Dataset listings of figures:
* Begin *

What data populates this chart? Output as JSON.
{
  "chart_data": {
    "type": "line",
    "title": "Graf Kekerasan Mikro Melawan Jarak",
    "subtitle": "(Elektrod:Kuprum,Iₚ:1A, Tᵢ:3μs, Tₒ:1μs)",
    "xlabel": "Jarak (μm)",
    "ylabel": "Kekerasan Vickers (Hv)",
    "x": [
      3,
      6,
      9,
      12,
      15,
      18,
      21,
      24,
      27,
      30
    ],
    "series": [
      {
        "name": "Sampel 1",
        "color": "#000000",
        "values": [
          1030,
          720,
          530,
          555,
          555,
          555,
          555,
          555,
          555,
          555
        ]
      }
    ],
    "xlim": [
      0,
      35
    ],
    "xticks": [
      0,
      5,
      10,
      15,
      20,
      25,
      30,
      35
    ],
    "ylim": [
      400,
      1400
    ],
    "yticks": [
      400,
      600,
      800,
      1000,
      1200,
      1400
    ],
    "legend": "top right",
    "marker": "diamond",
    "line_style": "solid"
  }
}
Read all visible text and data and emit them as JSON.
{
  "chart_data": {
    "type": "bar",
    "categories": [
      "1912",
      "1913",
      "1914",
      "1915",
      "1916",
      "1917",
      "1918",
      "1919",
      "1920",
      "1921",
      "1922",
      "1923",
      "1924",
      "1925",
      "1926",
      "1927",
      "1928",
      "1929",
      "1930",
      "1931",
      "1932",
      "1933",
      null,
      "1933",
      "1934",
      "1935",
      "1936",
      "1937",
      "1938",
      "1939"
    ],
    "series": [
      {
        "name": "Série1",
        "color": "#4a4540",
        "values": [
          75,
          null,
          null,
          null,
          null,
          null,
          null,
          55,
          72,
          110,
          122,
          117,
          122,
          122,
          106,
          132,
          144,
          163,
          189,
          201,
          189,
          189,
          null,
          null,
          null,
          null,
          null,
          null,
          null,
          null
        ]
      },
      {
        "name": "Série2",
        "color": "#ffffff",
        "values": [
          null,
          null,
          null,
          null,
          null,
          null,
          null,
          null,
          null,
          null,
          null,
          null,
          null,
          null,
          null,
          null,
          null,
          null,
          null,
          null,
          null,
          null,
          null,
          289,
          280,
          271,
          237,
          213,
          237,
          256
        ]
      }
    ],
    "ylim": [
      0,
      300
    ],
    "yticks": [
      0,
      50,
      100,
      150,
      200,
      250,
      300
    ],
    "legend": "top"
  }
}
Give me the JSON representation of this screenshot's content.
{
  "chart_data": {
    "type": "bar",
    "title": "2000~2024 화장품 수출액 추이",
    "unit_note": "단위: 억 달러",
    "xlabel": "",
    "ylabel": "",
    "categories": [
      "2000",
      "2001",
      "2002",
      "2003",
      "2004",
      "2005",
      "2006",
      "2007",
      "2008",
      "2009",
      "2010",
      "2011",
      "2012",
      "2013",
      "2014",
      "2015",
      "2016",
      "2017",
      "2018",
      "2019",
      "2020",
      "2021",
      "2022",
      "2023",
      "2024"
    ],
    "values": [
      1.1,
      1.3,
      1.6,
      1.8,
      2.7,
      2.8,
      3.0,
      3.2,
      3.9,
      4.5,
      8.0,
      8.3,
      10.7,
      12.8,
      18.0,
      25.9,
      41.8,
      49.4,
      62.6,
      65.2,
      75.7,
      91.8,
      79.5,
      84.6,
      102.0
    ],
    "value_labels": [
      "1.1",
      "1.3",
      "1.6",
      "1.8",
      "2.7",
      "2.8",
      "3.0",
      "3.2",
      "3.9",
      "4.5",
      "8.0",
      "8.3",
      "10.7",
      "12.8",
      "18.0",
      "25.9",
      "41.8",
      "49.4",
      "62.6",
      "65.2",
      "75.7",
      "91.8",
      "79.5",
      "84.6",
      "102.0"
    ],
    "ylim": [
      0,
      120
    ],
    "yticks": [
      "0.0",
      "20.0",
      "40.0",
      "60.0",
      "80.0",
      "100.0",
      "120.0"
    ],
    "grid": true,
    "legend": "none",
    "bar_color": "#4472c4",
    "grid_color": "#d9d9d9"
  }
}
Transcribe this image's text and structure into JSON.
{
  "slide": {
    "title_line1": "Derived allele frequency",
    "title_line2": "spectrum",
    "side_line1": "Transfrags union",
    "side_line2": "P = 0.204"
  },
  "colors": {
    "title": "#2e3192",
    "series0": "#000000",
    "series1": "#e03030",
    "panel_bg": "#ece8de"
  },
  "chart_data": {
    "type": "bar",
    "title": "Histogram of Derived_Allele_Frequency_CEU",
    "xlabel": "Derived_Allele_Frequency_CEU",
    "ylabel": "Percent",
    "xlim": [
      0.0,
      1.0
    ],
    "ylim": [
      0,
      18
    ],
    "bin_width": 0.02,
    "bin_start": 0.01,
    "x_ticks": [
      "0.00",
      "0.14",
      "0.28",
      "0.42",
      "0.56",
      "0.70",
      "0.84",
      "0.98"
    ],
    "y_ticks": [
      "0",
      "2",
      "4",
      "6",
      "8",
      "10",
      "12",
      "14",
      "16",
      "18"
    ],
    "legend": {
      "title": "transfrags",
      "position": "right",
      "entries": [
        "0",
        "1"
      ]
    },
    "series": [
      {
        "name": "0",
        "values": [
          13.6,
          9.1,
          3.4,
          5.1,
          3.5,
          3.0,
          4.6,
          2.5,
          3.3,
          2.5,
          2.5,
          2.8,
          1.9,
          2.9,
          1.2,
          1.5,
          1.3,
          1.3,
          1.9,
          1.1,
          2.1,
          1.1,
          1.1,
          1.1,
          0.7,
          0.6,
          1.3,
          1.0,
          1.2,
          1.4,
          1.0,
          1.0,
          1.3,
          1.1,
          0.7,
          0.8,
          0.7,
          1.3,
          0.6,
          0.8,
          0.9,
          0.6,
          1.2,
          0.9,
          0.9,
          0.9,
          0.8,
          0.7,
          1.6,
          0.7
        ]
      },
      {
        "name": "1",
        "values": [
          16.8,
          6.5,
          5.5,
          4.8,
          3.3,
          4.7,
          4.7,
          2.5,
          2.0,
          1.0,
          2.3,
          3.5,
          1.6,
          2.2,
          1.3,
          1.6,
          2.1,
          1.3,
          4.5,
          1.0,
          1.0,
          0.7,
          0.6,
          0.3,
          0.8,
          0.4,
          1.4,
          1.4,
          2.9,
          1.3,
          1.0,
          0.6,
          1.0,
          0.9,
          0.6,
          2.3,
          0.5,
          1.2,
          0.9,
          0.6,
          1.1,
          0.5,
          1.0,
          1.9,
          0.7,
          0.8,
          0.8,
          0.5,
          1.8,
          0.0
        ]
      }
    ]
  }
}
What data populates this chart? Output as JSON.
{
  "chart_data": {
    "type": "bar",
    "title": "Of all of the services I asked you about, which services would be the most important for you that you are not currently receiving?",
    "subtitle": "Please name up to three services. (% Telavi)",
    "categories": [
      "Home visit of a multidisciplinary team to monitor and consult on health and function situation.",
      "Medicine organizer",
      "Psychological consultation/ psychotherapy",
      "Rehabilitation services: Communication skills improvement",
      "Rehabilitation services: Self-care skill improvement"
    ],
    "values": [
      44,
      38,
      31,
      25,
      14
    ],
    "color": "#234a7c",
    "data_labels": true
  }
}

* End *

To be done: Every line above needs to be retyped exactly.

The result:
What data populates this chart? Output as JSON.
{
  "chart_data": {
    "type": "line",
    "title": "Graf Kekerasan Mikro Melawan Jarak",
    "subtitle": "(Elektrod:Kuprum,Iₚ:1A, Tᵢ:3μs, Tₒ:1μs)",
    "xlabel": "Jarak (μm)",
    "ylabel": "Kekerasan Vickers (Hv)",
    "x": [
      3,
      6,
      9,
      12,
      15,
      18,
      21,
      24,
      27,
      30
    ],
    "series": [
      {
        "name": "Sampel 1",
        "color": "#000000",
        "values": [
          1030,
          720,
          530,
          555,
          555,
          555,
          555,
          555,
          555,
          555
        ]
      }
    ],
    "xlim": [
      0,
      35
    ],
    "xticks": [
      0,
      5,
      10,
      15,
      20,
      25,
      30,
      35
    ],
    "ylim": [
      400,
      1400
    ],
    "yticks": [
      400,
      600,
      800,
      1000,
      1200,
      1400
    ],
    "legend": "top right",
    "marker": "diamond",
    "line_style": "solid"
  }
}
Read all visible text and data and emit them as JSON.
{
  "chart_data": {
    "type": "bar",
    "categories": [
      "1912",
      "1913",
      "1914",
      "1915",
      "1916",
      "1917",
      "1918",
      "1919",
      "1920",
      "1921",
      "1922",
      "1923",
      "1924",
      "1925",
      "1926",
      "1927",
      "1928",
      "1929",
      "1930",
      "1931",
      "1932",
      "1933",
      null,
      "1933",
      "1934",
      "1935",
      "1936",
      "1937",
      "1938",
      "1939"
    ],
    "series": [
      {
        "name": "Série1",
        "color": "#4a4540",
        "values": [
          75,
          null,
          null,
          null,
          null,
          null,
          null,
          55,
          72,
          110,
          122,
          117,
          122,
          122,
          106,
          132,
          144,
          163,
          189,
          201,
          189,
          189,
          null,
          null,
          null,
          null,
          null,
          null,
          null,
          null
        ]
      },
      {
        "name": "Série2",
        "color": "#ffffff",
        "values": [
          null,
          null,
          null,
          null,
          null,
          null,
          null,
          null,
          null,
          null,
          null,
          null,
          null,
          null,
          null,
          null,
          null,
          null,
          null,
          null,
          null,
          null,
          null,
          289,
          280,
          271,
          237,
          213,
          237,
          256
        ]
      }
    ],
    "ylim": [
      0,
      300
    ],
    "yticks": [
      0,
      50,
      100,
      150,
      200,
      250,
      300
    ],
    "legend": "top"
  }
}
Give me the JSON representation of this screenshot's content.
{
  "chart_data": {
    "type": "bar",
    "title": "2000~2024 화장품 수출액 추이",
    "unit_note": "단위: 억 달러",
    "xlabel": "",
    "ylabel": "",
    "categories": [
      "2000",
      "2001",
      "2002",
      "2003",
      "2004",
      "2005",
      "2006",
      "2007",
      "2008",
      "2009",
      "2010",
      "2011",
      "2012",
      "2013",
      "2014",
      "2015",
      "2016",
      "2017",
      "2018",
      "2019",
      "2020",
      "2021",
      "2022",
      "2023",
      "2024"
    ],
    "values": [
      1.1,
      1.3,
      1.6,
      1.8,
      2.7,
      2.8,
      3.0,
      3.2,
      3.9,
      4.5,
      8.0,
      8.3,
      10.7,
      12.8,
      18.0,
      25.9,
      41.8,
      49.4,
      62.6,
      65.2,
      75.7,
      91.8,
      79.5,
      84.6,
      102.0
    ],
    "value_labels": [
      "1.1",
      "1.3",
      "1.6",
      "1.8",
      "2.7",
      "2.8",
      "3.0",
      "3.2",
      "3.9",
      "4.5",
      "8.0",
      "8.3",
      "10.7",
      "12.8",
      "18.0",
      "25.9",
      "41.8",
      "49.4",
      "62.6",
      "65.2",
      "75.7",
      "91.8",
      "79.5",
      "84.6",
      "102.0"
    ],
    "ylim": [
      0,
      120
    ],
    "yticks": [
      "0.0",
      "20.0",
      "40.0",
      "60.0",
      "80.0",
      "100.0",
      "120.0"
    ],
    "grid": true,
    "legend": "none",
    "bar_color": "#4472c4",
    "grid_color": "#d9d9d9"
  }
}
Transcribe this image's text and structure into JSON.
{
  "slide": {
    "title_line1": "Derived allele frequency",
    "title_line2": "spectrum",
    "side_line1": "Transfrags union",
    "side_line2": "P = 0.204"
  },
  "colors": {
    "title": "#2e3192",
    "series0": "#000000",
    "series1": "#e03030",
    "panel_bg": "#ece8de"
  },
  "chart_data": {
    "type": "bar",
    "title": "Histogram of Derived_Allele_Frequency_CEU",
    "xlabel": "Derived_Allele_Frequency_CEU",
    "ylabel": "Percent",
    "xlim": [
      0.0,
      1.0
    ],
    "ylim": [
      0,
      18
    ],
    "bin_width": 0.02,
    "bin_start": 0.01,
    "x_ticks": [
      "0.00",
      "0.14",
      "0.28",
      "0.42",
      "0.56",
      "0.70",
      "0.84",
      "0.98"
    ],
    "y_ticks": [
      "0",
      "2",
      "4",
      "6",
      "8",
      "10",
      "12",
      "14",
      "16",
      "18"
    ],
    "legend": {
      "title": "transfrags",
      "position": "right",
      "entries": [
        "0",
        "1"
      ]
    },
    "series": [
      {
        "name": "0",
        "values": [
          13.6,
          9.1,
          3.4,
          5.1,
          3.5,
          3.0,
          4.6,
          2.5,
          3.3,
          2.5,
          2.5,
          2.8,
          1.9,
          2.9,
          1.2,
          1.5,
          1.3,
          1.3,
          1.9,
          1.1,
          2.1,
          1.1,
          1.1,
          1.1,
          0.7,
          0.6,
          1.3,
          1.0,
          1.2,
          1.4,
          1.0,
          1.0,
          1.3,
          1.1,
          0.7,
          0.8,
          0.7,
          1.3,
          0.6,
          0.8,
          0.9,
          0.6,
          1.2,
          0.9,
          0.9,
          0.9,
          0.8,
          0.7,
          1.6,
          0.7
        ]
      },
      {
        "name": "1",
        "values": [
          16.8,
          6.5,
          5.5,
          4.8,
          3.3,
          4.7,
          4.7,
          2.5,
          2.0,
          1.0,
          2.3,
          3.5,
          1.6,
          2.2,
          1.3,
          1.6,
          2.1,
          1.3,
          4.5,
          1.0,
          1.0,
          0.7,
          0.6,
          0.3,
          0.8,
          0.4,
          1.4,
          1.4,
          2.9,
          1.3,
          1.0,
          0.6,
          1.0,
          0.9,
          0.6,
          2.3,
          0.5,
          1.2,
          0.9,
          0.6,
          1.1,
          0.5,
          1.0,
          1.9,
          0.7,
          0.8,
          0.8,
          0.5,
          1.8,
          0.0
        ]
      }
    ]
  }
}
What data populates this chart? Output as JSON.
{
  "chart_data": {
    "type": "bar",
    "title": "Of all of the services I asked you about, which services would be the most important for you that you are not currently receiving?",
    "subtitle": "Please name up to three services. (% Telavi)",
    "categories": [
      "Home visit of a multidisciplinary team to monitor and consult on health and function situation.",
      "Medicine organizer",
      "Psychological consultation/ psychotherapy",
      "Rehabilitation services: Communication skills improvement",
      "Rehabilitation services: Self-care skill improvement"
    ],
    "values": [
      44,
      38,
      31,
      25,
      14
    ],
    "color": "#234a7c",
    "data_labels": true
  }
}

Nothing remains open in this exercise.